Stored data
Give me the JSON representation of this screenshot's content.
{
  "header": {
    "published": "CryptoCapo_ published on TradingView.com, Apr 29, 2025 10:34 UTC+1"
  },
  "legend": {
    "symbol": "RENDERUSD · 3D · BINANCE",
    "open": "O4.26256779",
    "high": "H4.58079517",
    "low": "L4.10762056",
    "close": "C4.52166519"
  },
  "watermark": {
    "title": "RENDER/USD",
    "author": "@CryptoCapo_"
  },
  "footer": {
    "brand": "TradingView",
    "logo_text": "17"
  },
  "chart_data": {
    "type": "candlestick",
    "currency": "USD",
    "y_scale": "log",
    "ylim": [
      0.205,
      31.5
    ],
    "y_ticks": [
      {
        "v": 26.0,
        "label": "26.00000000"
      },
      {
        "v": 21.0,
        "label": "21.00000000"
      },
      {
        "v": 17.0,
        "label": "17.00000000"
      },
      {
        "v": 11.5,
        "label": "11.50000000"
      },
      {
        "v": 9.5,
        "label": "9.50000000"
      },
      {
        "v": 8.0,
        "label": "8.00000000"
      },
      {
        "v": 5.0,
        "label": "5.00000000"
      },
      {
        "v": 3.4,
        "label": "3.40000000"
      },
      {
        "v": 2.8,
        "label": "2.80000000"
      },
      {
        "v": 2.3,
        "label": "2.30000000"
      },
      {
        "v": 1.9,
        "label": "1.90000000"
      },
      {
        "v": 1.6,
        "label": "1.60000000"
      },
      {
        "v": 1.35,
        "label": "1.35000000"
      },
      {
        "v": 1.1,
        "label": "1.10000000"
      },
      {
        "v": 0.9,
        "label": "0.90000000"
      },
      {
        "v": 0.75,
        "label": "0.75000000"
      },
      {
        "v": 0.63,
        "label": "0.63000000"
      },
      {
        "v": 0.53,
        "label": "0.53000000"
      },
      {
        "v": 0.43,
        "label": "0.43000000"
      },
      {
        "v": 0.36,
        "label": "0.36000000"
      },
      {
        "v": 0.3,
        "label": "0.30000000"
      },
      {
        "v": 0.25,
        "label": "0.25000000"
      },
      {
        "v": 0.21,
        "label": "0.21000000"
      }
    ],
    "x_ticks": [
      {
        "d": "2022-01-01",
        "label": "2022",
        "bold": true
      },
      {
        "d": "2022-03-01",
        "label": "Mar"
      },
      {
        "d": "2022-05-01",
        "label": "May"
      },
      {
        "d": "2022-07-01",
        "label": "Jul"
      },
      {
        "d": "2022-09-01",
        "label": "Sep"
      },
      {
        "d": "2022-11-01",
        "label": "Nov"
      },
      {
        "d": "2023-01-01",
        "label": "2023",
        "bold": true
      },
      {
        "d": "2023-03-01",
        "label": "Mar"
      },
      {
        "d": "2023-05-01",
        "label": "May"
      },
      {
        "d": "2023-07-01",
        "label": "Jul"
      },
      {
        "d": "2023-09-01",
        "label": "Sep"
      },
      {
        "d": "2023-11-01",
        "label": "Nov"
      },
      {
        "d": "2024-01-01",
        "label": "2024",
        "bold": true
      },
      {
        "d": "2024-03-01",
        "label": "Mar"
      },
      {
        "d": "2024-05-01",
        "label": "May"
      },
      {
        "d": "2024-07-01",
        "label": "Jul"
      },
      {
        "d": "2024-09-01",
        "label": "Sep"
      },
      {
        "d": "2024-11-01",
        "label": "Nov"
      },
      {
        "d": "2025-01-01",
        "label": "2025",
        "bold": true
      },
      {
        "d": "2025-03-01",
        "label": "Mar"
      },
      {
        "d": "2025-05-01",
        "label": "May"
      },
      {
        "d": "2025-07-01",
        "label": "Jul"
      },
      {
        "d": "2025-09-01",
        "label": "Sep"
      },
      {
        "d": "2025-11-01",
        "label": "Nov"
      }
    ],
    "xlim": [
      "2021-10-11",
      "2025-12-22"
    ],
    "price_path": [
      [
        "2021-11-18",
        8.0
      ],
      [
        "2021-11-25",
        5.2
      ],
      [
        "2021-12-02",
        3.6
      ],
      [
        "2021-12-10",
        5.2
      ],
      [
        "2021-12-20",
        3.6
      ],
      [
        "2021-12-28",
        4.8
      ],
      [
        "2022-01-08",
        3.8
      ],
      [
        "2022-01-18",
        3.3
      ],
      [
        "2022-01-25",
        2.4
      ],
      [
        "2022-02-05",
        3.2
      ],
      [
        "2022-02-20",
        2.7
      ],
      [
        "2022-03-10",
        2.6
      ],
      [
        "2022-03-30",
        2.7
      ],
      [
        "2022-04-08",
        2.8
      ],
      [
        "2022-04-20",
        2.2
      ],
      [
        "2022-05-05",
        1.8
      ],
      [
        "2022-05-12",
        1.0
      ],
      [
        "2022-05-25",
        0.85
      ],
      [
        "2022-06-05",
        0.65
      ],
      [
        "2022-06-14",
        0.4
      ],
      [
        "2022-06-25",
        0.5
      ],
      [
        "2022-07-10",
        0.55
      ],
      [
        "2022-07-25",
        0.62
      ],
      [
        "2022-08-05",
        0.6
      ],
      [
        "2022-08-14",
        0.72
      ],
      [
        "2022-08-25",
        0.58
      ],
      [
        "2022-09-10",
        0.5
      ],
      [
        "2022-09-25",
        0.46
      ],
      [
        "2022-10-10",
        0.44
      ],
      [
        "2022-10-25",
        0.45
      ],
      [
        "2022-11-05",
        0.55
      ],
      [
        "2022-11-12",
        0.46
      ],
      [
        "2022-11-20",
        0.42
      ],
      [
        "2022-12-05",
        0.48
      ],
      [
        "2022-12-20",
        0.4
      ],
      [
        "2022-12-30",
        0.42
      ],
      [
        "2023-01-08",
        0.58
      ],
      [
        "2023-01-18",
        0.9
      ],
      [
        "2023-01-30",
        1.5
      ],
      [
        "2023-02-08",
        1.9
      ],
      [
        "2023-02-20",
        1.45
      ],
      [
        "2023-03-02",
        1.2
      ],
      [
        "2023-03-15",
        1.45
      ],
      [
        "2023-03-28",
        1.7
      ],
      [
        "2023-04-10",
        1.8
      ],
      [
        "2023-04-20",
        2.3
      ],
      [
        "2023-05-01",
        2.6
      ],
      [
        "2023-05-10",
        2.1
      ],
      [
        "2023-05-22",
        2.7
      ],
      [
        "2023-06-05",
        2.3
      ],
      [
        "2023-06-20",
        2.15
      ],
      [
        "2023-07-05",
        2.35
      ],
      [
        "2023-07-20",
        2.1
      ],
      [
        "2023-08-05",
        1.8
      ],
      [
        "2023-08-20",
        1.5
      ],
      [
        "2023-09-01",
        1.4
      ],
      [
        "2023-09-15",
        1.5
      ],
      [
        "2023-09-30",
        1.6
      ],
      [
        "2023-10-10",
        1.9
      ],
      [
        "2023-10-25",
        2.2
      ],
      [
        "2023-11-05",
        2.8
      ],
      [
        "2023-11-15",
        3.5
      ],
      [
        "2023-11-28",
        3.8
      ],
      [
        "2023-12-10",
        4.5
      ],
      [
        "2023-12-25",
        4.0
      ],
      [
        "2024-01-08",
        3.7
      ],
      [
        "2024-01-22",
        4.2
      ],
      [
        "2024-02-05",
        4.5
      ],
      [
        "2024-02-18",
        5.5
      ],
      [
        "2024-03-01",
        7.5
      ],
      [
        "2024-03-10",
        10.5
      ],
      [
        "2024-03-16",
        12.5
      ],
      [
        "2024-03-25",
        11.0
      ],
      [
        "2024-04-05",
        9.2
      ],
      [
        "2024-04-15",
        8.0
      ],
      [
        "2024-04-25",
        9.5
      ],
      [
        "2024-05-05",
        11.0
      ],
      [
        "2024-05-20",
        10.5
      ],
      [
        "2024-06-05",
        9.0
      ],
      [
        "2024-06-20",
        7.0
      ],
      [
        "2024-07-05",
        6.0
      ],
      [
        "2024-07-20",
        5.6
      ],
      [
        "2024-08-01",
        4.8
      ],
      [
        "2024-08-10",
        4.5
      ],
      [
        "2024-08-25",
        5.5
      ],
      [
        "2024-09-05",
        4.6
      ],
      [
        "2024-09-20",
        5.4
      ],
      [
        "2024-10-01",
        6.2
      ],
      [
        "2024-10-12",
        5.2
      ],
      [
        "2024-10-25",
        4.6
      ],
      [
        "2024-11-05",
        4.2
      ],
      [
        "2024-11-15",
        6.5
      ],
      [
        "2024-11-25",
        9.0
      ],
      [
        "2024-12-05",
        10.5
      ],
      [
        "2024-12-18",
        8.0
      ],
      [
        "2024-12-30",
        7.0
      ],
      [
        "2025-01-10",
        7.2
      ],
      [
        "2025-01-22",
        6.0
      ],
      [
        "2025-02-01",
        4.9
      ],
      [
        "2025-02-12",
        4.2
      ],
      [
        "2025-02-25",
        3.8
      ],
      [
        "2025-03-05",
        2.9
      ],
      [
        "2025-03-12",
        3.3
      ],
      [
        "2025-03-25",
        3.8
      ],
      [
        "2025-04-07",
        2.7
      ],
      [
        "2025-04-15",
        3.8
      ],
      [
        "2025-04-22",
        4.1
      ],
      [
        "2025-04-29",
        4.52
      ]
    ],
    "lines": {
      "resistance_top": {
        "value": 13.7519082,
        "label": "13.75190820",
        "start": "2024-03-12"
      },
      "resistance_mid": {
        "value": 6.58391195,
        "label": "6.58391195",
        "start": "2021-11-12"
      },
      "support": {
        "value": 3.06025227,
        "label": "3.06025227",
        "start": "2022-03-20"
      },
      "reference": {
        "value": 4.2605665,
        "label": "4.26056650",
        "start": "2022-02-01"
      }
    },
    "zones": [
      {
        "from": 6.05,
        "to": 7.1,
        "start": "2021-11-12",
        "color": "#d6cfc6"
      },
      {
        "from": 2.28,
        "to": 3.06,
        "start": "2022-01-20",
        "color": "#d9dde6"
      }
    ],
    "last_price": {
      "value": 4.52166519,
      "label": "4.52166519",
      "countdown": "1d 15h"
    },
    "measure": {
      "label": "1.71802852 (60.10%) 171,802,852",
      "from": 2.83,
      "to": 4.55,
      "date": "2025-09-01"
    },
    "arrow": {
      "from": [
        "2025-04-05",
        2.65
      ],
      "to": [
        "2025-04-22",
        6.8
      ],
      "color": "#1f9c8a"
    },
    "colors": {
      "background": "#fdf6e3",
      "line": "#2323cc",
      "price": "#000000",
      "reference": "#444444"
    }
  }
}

Task directions:
Show every line where the string "TradingView" appears.

Solution below:
    "published": "CryptoCapo_ published on TradingView.com, Apr 29, 2025 10:34 UTC+1"
    "brand": "TradingView",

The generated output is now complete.